GIVEN PROBLEM - Check each line below for the word "определить" and give the number of lines that have it, nothing more.

Items listed in a dataset -
════
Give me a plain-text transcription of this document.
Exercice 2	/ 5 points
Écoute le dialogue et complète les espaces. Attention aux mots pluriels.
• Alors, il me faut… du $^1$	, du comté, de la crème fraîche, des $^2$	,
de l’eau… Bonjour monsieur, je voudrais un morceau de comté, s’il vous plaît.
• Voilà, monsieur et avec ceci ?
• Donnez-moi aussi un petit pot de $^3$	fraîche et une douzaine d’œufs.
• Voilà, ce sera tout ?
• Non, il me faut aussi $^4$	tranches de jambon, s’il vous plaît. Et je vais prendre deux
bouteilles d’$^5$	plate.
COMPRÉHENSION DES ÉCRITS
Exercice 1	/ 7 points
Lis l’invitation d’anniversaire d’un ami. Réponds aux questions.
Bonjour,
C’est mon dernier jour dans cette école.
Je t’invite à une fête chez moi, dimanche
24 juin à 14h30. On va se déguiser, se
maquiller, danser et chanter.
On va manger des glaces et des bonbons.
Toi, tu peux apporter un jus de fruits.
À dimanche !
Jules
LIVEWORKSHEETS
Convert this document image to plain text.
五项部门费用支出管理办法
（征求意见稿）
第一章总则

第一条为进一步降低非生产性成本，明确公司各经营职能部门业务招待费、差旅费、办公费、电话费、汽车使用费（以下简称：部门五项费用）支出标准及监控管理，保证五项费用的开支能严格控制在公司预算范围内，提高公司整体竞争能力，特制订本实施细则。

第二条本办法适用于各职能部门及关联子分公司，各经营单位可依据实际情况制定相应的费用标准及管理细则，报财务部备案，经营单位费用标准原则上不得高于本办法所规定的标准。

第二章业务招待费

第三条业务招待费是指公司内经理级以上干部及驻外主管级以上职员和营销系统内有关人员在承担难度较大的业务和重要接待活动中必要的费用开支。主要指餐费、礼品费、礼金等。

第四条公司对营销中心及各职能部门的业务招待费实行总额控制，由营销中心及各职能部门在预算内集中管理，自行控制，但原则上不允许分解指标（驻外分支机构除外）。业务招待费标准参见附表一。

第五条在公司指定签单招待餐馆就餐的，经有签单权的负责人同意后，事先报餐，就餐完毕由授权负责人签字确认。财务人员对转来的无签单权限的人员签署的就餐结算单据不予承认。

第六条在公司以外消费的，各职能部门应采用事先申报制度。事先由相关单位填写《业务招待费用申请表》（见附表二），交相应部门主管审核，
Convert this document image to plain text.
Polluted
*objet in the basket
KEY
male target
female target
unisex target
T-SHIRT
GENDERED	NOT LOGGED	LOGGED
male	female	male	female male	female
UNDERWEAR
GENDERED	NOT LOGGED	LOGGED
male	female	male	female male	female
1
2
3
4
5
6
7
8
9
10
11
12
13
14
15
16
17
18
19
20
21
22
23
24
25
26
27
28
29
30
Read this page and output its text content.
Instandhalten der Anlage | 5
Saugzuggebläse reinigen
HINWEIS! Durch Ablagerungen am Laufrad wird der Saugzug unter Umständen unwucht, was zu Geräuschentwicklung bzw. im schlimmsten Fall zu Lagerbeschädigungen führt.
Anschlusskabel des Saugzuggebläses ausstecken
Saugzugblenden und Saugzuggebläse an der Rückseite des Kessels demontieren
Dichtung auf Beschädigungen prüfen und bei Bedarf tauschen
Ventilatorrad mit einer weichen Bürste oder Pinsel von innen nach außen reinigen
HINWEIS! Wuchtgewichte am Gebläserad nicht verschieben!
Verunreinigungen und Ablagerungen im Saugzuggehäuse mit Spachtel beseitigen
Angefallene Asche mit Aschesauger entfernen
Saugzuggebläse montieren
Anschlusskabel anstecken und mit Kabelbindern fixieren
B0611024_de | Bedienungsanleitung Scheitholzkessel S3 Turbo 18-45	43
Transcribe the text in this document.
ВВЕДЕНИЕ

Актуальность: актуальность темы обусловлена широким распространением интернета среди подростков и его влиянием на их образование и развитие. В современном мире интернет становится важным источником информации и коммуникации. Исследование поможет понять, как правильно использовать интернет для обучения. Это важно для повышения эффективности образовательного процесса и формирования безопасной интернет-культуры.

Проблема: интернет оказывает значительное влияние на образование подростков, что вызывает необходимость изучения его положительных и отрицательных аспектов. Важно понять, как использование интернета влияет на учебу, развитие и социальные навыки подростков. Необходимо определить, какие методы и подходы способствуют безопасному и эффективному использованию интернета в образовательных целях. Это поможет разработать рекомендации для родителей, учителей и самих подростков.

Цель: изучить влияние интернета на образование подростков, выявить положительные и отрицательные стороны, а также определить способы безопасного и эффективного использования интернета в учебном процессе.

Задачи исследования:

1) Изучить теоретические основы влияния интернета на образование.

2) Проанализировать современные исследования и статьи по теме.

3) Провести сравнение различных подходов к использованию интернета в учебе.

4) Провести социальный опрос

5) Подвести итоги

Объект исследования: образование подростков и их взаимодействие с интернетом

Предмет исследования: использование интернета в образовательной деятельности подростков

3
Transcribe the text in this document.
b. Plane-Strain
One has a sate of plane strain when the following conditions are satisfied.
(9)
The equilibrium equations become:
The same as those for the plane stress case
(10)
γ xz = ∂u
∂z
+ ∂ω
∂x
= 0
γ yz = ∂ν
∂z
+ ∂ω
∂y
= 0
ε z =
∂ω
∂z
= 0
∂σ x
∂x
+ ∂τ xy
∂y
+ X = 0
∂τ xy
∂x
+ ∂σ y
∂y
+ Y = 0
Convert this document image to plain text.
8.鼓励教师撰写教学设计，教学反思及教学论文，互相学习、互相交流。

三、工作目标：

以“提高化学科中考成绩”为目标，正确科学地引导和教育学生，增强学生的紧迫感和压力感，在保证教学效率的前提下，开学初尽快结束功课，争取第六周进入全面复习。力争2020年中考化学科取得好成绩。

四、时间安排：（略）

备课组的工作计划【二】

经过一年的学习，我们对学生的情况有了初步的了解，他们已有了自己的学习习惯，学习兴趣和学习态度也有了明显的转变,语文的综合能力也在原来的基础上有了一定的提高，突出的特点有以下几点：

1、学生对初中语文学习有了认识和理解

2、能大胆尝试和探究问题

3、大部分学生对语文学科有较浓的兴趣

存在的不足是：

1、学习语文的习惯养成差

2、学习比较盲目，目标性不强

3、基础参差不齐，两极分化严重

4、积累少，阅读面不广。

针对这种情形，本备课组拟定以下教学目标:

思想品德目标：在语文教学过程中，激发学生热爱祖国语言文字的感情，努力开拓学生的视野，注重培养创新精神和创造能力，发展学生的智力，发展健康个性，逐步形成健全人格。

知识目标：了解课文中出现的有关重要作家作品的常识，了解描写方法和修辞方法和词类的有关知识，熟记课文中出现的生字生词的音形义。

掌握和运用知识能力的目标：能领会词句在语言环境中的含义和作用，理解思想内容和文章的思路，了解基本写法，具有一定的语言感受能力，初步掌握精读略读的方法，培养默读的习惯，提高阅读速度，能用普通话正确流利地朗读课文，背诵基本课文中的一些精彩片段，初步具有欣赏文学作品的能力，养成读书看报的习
════
EXERCISE SOLUTION - 2